§ **PASSAGE TO READ**
VERITY
Abstract
The majority of library enquiry systems usually consist of a non-graphical interface linked to a library catalogue (Online Public Access Catalog, or OPAC). Graphics, animation and sound are usually sacrificed to speed up the enquiry process. Some interfaces support the Hypertext Transfer Protocol (http) and can therefore be accessed on the World Wide Web (Web). Although they allow access using a number of keywords (author, subject, title, etc.), they do not provide any help on how the catalogues are accessed, how to structure or refine a query or how to evaluate the responses. To add to the confusion, there are many different manufacturers of OPACs. Information Services at the University of Sunderland is currently developing an intelligent enquiry system that uses an interactive dialogue process to direct the user to information. The system also includes a skills component based on the learning dialogue explaining the information seeking process, and finally a referral service that forwards unanswered queries to a transnational mediated special interest group (SIG).

§ **DATA EXCERPT**
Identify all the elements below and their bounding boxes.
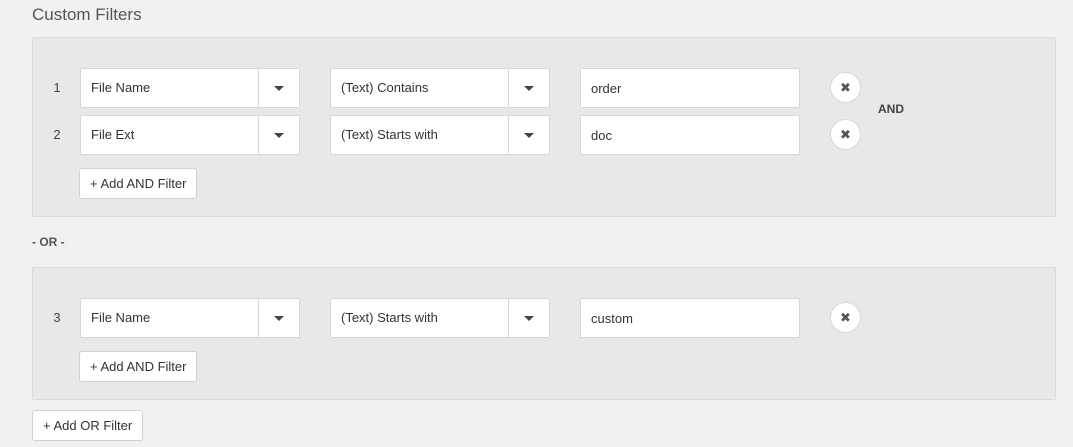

§ **TASK REQUIREMENTS**
Continue the VERITY abstract on library enquiry systems from its last sentence.

§ **ANSWER TO THE EXERCISE**
Definition
Verity is exploring new ways of providing virtual library services that are creative, stimulating and educational for young people in the 13-19 age group. The aim is to design a system that helps those users with their information enquiries, in a context that encourages the development and understanding of their own information seeking skills. Verity will teach young people to find and manage information held in libraries and on electronic networks. Verity can be browsed through any (fairly recent) Web browser (Netscape, Internet Explorer).
One of Verity’s key challenges is the fact that it’s being developed as a multilingual application, and developed in parallel by five partners, the lead partner based in the UK and other partners in Finland, Germany, Greece and Portugal [1].
Why Verity?
Web-based query engines may well know about library catalogues which manage to appear on the Web, but they cannot actually directly query those catalogues - they can only point the user at them. The user then has to go off and learn which library to query, and how exactly to go about doing that, and then evaluate the results [2].
Verity demonstrates that the keywords behind a given library catalogue can be made available on the Web to be queried and accessed by a third-party enquiry engine (rather than the enquiry mechanism of that particular catalogue).
Verity doesn’t have to maintain such databases itself, it simply has to know about and be allowed to access those databases (or at least part(s) of them) that librarians and OPACs currently maintain as part of their own work. After all, more and more academic libraries are placing their catalogues on the World Wide Web [3][4].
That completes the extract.